::: DATA TO PROCESS :::

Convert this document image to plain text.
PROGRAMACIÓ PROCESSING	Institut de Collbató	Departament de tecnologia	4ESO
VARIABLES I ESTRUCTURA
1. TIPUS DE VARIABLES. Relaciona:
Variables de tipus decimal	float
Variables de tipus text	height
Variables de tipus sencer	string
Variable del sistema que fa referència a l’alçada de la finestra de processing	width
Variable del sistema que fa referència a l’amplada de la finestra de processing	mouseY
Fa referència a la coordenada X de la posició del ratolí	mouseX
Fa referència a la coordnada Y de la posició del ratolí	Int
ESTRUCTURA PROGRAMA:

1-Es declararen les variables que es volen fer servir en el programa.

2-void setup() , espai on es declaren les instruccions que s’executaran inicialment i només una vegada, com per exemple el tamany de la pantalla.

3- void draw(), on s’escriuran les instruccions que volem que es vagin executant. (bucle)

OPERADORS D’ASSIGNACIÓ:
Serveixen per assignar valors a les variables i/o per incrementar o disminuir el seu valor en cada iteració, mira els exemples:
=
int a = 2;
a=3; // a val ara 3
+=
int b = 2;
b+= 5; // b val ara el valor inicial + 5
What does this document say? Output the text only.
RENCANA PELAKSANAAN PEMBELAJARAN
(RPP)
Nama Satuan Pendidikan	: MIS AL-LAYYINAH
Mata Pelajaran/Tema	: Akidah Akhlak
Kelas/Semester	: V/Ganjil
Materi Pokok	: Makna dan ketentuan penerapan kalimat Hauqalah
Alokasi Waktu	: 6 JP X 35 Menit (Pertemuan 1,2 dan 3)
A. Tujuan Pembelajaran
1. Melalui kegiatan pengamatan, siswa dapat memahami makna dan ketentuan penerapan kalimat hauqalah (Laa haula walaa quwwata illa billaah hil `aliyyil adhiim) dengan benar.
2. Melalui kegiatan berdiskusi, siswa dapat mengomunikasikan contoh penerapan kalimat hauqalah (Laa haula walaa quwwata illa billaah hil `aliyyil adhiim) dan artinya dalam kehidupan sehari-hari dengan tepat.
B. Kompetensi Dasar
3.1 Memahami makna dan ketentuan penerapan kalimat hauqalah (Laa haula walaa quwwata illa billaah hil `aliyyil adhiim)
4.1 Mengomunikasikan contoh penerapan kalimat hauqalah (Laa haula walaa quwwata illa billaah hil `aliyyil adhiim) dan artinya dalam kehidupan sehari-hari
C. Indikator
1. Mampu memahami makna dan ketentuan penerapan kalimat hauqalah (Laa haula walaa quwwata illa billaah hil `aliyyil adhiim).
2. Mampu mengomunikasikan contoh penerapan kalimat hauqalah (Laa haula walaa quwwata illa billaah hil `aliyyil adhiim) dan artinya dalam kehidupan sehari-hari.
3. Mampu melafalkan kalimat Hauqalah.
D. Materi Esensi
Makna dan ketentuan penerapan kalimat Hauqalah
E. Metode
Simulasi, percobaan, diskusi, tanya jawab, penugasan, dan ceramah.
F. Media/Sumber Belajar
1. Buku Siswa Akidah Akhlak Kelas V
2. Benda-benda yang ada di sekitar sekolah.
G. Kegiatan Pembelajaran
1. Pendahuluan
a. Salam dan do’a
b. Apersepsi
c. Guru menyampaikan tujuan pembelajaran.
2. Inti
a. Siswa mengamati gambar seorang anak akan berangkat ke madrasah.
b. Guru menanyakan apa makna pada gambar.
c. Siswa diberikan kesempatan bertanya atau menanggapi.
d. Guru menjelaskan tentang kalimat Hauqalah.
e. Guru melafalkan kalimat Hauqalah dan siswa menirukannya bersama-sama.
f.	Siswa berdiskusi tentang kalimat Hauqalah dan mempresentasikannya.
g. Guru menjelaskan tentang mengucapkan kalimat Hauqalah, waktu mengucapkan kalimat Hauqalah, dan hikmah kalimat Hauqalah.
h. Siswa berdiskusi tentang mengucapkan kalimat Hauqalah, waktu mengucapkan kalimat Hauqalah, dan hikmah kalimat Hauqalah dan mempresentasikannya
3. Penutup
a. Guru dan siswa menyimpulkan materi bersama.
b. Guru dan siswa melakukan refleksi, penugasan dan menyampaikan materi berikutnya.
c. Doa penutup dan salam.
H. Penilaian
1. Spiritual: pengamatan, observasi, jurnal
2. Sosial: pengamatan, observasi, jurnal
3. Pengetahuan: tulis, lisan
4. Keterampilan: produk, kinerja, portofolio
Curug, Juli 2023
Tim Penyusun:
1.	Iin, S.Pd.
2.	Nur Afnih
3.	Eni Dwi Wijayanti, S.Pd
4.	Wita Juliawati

:::
::: DATA TO PROCESS :::

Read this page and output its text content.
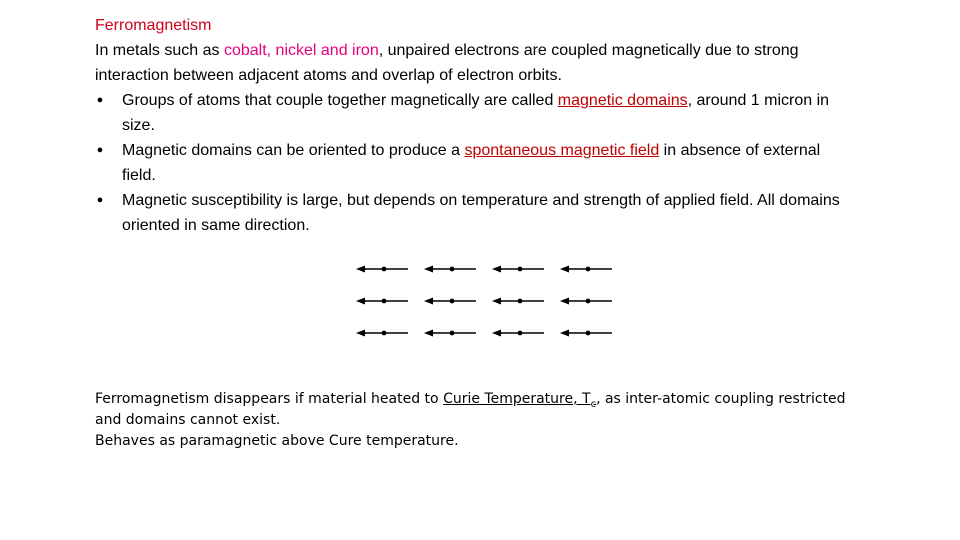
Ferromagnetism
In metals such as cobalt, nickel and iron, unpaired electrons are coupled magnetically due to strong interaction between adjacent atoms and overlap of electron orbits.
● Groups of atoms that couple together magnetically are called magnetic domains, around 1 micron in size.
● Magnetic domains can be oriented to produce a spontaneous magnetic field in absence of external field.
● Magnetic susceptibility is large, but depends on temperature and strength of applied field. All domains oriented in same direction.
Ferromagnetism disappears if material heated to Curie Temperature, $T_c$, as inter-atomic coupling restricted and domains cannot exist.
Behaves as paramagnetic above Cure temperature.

:::

• _GOAL_
Establish how many lines of the records contain the string "menyampaikan" and state that number without elaboration.

• _EXERCISE SOLUTION_
2